Exercise details: Omit all images. Transcribe the rest of the material below exactly.

------------------------------

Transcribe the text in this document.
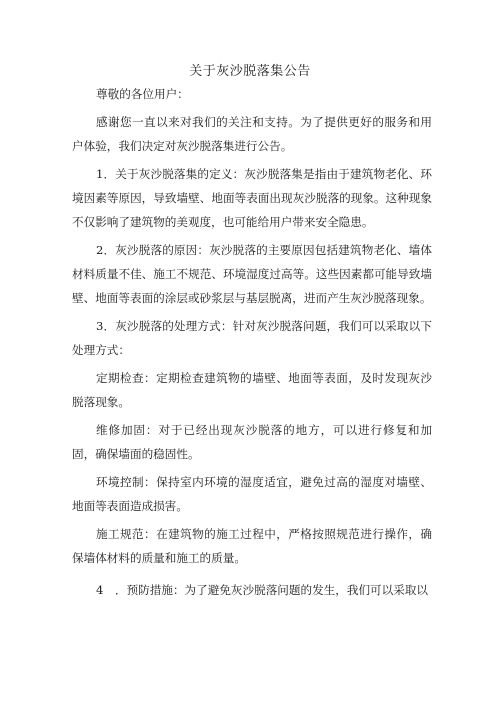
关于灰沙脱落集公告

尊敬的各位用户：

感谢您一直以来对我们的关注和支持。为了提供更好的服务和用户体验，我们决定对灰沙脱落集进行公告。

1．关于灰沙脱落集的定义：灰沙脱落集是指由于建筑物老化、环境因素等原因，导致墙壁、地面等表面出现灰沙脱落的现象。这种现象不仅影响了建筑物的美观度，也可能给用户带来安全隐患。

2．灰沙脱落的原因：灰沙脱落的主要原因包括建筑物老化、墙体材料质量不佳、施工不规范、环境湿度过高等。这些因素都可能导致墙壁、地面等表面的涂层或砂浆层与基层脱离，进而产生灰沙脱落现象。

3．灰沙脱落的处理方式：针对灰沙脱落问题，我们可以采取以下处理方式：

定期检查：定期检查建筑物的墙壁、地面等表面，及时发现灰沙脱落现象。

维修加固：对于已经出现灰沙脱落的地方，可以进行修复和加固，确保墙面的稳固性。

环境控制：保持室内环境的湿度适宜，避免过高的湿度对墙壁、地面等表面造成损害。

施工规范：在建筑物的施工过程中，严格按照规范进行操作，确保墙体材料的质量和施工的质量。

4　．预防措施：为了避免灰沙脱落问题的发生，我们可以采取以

------------------------------

Exercise response:
Transcribe the text in this document.
关于灰沙脱落集公告

尊敬的各位用户：

感谢您一直以来对我们的关注和支持。为了提供更好的服务和用户体验，我们决定对灰沙脱落集进行公告。

1．关于灰沙脱落集的定义：灰沙脱落集是指由于建筑物老化、环境因素等原因，导致墙壁、地面等表面出现灰沙脱落的现象。这种现象不仅影响了建筑物的美观度，也可能给用户带来安全隐患。

2．灰沙脱落的原因：灰沙脱落的主要原因包括建筑物老化、墙体材料质量不佳、施工不规范、环境湿度过高等。这些因素都可能导致墙壁、地面等表面的涂层或砂浆层与基层脱离，进而产生灰沙脱落现象。

3．灰沙脱落的处理方式：针对灰沙脱落问题，我们可以采取以下处理方式：

定期检查：定期检查建筑物的墙壁、地面等表面，及时发现灰沙脱落现象。

维修加固：对于已经出现灰沙脱落的地方，可以进行修复和加固，确保墙面的稳固性。

环境控制：保持室内环境的湿度适宜，避免过高的湿度对墙壁、地面等表面造成损害。

施工规范：在建筑物的施工过程中，严格按照规范进行操作，确保墙体材料的质量和施工的质量。

4　．预防措施：为了避免灰沙脱落问题的发生，我们可以采取以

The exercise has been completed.